Using the listing below, select the lines with the word "Mesajlar" and copy them.

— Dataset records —
-*-*-

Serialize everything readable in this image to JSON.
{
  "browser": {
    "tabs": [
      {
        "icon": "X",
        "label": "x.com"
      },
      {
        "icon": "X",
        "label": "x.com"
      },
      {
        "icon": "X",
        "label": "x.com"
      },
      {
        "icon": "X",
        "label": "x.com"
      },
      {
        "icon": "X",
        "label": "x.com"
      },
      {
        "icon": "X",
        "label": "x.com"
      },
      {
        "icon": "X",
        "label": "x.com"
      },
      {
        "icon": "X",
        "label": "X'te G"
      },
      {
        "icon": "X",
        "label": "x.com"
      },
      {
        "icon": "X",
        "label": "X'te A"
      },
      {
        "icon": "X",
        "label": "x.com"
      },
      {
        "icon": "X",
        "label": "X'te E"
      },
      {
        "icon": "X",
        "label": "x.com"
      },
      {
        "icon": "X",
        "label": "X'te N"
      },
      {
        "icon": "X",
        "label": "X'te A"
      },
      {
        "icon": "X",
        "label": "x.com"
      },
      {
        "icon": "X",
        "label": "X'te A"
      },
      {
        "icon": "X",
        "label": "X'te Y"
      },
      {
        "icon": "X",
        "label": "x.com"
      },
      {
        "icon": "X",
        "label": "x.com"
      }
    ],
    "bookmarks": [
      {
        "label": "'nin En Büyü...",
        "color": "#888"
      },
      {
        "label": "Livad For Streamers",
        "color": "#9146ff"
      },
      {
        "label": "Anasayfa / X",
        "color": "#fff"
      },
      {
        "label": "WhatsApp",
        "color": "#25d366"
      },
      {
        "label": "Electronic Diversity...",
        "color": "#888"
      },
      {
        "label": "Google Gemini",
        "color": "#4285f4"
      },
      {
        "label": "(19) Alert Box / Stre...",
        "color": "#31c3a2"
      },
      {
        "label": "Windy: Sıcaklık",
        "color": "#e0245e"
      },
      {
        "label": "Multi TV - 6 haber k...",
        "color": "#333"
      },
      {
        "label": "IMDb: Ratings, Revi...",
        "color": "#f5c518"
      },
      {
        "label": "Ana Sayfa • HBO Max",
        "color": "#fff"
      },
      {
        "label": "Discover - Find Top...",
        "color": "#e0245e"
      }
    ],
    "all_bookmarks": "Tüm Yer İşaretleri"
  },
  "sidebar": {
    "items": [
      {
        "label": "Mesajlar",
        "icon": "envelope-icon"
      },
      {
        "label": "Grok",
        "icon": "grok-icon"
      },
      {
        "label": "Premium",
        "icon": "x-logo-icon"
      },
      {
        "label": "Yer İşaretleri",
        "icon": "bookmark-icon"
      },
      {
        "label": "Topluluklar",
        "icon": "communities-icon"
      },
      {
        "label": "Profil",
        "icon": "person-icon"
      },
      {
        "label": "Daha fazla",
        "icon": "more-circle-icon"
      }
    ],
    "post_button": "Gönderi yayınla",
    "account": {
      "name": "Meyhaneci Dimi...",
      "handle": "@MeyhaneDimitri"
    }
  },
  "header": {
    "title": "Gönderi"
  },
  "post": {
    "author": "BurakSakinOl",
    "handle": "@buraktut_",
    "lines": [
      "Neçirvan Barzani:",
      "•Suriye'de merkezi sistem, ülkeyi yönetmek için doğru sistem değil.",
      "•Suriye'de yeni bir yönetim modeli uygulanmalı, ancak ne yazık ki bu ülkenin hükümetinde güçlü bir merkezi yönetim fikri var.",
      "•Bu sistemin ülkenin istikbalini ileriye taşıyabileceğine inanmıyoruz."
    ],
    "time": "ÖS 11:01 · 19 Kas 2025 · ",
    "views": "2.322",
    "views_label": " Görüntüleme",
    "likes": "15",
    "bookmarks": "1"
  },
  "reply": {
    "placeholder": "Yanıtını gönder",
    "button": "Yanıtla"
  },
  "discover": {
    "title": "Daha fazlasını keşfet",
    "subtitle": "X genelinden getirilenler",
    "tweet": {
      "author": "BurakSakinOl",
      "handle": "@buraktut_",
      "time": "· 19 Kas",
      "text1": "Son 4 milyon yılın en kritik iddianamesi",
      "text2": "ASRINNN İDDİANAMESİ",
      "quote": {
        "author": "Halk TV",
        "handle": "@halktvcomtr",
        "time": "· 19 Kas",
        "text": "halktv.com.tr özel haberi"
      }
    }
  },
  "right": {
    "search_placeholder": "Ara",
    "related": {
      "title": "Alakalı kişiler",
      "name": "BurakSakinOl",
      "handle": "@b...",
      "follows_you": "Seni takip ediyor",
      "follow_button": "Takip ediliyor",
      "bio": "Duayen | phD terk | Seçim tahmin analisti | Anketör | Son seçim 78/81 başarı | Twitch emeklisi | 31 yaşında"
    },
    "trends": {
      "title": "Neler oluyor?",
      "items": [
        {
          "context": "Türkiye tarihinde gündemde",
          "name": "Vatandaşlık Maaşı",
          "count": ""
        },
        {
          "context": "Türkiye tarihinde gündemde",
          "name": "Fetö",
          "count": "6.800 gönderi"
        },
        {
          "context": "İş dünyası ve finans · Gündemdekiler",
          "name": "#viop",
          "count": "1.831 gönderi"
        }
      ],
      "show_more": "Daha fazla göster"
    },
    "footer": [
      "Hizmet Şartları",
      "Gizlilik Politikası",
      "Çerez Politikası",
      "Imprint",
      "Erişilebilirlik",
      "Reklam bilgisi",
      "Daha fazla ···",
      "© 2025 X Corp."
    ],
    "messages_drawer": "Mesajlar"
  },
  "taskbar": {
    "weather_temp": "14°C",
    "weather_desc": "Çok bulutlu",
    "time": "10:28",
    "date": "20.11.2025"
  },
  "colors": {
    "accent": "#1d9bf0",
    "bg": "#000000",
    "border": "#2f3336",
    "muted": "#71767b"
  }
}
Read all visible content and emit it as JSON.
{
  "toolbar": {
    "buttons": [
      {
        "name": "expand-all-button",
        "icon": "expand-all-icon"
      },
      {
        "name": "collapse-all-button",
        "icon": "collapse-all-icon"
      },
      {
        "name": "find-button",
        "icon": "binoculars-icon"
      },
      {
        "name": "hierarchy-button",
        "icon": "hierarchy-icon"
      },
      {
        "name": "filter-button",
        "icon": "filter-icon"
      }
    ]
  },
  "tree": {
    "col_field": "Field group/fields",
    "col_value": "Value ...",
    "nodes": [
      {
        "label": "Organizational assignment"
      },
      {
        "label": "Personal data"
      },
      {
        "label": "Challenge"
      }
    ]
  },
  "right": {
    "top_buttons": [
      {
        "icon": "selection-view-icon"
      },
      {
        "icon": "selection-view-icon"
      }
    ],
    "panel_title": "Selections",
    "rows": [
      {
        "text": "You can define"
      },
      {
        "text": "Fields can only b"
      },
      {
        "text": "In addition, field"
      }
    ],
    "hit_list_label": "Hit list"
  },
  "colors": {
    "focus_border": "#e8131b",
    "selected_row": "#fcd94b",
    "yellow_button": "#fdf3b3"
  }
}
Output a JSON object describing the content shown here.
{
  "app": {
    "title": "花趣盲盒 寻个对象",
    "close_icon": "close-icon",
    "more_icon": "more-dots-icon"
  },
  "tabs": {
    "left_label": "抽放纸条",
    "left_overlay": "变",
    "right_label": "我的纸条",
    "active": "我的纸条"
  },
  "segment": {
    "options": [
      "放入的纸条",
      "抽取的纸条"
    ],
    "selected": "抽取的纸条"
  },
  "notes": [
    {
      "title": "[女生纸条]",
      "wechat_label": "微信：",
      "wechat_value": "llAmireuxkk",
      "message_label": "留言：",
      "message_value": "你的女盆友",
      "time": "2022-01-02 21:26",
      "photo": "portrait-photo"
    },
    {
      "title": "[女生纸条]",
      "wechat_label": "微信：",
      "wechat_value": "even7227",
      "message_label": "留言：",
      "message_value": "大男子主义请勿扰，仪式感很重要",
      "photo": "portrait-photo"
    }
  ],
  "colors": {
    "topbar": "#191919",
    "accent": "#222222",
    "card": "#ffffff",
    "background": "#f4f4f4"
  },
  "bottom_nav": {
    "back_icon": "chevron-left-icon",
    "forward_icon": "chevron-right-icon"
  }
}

-*-*-

— RESULT OF THIS TASK —
        "label": "Mesajlar",
    "messages_drawer": "Mesajlar"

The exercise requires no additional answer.